**What you are asked to do**
Pull out every line below that holds the word "طبيب".

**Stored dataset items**

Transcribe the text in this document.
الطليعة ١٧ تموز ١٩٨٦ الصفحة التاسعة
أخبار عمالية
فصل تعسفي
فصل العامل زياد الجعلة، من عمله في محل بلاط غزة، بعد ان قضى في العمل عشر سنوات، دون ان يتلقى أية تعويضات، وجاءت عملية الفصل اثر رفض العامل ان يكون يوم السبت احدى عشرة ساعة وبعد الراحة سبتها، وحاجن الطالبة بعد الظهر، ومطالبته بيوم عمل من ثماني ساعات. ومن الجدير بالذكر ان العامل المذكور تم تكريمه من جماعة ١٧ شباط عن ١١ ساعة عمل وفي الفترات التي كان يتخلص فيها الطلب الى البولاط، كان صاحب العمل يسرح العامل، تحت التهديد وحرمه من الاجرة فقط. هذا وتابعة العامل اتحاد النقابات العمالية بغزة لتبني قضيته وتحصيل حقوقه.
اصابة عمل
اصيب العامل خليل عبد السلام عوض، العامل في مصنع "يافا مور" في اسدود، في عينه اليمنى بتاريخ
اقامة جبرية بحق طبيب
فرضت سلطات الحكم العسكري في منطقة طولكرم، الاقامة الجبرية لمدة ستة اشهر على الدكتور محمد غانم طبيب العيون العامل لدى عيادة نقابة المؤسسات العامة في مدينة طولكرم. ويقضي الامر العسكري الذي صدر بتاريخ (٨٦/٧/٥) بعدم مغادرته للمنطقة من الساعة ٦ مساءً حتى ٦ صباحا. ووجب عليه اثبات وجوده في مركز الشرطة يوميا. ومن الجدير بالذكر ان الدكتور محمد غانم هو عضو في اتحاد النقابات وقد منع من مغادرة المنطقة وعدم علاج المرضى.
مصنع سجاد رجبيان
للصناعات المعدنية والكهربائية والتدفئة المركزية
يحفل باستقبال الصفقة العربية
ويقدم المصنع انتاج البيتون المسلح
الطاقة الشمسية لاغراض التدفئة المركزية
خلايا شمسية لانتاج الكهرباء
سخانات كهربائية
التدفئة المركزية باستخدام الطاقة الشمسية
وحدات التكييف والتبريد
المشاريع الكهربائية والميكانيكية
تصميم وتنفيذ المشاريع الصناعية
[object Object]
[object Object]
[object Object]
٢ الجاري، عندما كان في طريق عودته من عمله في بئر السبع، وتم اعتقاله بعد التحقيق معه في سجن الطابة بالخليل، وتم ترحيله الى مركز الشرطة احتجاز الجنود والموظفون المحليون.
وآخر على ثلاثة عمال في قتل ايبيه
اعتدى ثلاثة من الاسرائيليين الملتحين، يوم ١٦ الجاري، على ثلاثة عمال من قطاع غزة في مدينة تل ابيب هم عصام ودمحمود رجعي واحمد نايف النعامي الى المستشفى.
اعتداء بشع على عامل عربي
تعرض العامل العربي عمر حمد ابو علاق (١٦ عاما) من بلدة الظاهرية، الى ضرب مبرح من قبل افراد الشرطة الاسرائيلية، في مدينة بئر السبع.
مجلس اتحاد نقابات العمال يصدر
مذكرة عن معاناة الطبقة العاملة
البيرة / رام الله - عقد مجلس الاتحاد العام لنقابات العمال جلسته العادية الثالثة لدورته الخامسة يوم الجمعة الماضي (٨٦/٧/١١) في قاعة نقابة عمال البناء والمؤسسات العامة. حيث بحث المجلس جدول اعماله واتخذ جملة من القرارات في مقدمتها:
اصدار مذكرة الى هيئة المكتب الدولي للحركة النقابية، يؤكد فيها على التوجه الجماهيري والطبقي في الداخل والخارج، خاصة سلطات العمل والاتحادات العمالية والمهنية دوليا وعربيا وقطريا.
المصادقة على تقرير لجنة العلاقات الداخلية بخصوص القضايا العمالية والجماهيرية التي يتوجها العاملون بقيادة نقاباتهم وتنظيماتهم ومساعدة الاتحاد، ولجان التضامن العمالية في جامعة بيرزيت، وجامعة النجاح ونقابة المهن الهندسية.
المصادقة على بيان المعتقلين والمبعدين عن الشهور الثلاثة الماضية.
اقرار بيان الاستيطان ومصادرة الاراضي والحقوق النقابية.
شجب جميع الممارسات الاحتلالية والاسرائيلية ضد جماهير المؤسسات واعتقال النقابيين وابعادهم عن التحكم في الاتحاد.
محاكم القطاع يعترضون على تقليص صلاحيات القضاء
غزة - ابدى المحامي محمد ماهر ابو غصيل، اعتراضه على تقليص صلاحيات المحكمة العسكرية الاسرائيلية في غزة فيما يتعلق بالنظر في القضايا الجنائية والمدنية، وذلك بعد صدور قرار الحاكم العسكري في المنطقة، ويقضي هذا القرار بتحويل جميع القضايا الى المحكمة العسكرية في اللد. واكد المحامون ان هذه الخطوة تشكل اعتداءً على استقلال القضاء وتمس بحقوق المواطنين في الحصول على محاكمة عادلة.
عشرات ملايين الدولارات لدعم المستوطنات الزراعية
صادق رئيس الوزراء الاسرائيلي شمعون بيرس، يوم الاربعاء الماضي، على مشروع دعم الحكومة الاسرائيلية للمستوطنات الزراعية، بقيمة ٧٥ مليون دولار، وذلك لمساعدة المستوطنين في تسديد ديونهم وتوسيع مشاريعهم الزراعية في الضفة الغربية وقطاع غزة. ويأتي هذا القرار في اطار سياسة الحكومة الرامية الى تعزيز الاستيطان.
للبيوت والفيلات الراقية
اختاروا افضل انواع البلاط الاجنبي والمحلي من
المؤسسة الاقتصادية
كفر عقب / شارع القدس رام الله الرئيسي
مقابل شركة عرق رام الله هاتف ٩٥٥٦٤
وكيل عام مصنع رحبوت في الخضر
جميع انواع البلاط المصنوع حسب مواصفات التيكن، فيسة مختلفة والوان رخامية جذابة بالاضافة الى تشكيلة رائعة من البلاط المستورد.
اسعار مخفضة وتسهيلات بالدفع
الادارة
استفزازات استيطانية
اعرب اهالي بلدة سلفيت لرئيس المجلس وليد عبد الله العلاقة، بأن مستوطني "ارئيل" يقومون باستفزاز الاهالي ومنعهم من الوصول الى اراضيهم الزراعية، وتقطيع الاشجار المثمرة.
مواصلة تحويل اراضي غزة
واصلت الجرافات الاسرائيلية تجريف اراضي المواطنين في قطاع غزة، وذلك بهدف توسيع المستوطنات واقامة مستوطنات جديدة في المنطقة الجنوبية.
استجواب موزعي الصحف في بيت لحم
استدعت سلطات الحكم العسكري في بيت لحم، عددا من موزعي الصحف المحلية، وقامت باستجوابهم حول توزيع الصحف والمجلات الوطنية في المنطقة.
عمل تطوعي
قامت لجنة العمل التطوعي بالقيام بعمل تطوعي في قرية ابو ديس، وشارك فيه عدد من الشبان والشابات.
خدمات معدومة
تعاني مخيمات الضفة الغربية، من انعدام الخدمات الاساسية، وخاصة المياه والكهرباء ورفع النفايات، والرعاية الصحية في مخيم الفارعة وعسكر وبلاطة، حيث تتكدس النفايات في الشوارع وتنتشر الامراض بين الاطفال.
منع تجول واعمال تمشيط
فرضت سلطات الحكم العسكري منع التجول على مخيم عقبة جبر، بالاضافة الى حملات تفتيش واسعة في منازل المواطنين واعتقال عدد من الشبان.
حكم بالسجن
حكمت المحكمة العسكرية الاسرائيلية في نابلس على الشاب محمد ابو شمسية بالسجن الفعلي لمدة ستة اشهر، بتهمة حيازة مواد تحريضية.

**Final result**
اقامة جبرية بحق طبيب
فرضت سلطات الحكم العسكري في منطقة طولكرم، الاقامة الجبرية لمدة ستة اشهر على الدكتور محمد غانم طبيب العيون العامل لدى عيادة نقابة المؤسسات العامة في مدينة طولكرم. ويقضي الامر العسكري الذي صدر بتاريخ (٨٦/٧/٥) بعدم مغادرته للمنطقة من الساعة ٦ مساءً حتى ٦ صباحا. ووجب عليه اثبات وجوده في مركز الشرطة يوميا. ومن الجدير بالذكر ان الدكتور محمد غانم هو عضو في اتحاد النقابات وقد منع من مغادرة المنطقة وعدم علاج المرضى.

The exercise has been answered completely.